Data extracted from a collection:
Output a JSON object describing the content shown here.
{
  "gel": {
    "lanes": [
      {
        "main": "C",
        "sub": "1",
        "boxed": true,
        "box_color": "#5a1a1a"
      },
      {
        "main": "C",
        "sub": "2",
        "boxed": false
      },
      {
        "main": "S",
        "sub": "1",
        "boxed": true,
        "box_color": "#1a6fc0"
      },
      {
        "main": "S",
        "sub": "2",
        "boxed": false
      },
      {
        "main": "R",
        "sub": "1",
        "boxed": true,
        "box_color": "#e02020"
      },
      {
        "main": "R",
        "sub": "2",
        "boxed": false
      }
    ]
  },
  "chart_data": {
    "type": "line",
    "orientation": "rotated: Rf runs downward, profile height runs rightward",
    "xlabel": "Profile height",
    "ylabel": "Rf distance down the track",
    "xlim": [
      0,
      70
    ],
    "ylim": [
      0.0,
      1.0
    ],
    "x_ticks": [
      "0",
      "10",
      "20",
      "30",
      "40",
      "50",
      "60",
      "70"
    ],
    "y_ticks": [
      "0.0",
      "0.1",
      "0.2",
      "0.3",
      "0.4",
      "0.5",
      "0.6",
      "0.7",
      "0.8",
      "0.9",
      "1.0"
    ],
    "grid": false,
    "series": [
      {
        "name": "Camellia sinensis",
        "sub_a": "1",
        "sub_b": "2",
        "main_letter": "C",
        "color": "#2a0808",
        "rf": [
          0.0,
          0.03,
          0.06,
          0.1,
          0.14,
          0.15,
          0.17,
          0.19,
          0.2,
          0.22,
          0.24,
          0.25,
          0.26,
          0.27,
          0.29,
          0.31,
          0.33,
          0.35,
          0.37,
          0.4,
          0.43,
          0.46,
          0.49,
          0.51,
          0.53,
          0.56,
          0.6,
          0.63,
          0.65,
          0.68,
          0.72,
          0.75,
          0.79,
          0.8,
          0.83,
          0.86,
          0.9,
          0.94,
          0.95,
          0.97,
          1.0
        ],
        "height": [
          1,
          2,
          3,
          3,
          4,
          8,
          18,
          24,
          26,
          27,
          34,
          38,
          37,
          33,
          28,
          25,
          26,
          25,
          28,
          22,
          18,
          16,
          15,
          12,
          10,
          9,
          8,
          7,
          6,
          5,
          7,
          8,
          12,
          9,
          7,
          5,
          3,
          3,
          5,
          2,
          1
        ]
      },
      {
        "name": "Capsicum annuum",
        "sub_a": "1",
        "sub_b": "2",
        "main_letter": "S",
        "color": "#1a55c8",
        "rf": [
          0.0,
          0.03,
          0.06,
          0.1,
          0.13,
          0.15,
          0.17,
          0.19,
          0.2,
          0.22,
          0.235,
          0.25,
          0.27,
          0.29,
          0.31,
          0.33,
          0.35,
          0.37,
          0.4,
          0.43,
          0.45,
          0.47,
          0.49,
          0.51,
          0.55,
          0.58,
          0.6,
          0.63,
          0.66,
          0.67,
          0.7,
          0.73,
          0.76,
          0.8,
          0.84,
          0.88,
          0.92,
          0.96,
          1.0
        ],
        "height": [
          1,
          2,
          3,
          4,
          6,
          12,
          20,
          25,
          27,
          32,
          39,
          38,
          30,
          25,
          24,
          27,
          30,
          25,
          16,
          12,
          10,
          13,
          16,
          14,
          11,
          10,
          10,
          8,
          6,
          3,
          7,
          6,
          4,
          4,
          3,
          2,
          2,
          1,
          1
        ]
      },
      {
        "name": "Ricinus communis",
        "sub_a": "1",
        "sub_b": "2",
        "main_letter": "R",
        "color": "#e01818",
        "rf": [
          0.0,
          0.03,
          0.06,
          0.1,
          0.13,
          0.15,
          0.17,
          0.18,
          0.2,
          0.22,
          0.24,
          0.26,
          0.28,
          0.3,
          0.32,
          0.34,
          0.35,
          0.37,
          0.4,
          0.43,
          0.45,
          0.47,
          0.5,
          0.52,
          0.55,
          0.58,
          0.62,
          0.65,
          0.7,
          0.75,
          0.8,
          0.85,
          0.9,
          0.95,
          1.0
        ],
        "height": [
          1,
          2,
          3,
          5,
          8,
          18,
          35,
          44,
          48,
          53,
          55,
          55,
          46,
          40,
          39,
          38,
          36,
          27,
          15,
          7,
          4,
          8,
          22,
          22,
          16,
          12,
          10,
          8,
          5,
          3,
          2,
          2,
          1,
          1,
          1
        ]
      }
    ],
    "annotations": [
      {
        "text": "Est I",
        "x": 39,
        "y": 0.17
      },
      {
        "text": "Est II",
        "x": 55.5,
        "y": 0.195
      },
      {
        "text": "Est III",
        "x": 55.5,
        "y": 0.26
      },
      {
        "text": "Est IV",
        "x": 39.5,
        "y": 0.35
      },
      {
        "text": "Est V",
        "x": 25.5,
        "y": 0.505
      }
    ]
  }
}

▶ [Problem to solve]
Look through the entries above. Extract each line with the word "name".

▶ [Written solution]
        "name": "Camellia sinensis",
        "name": "Capsicum annuum",
        "name": "Ricinus communis",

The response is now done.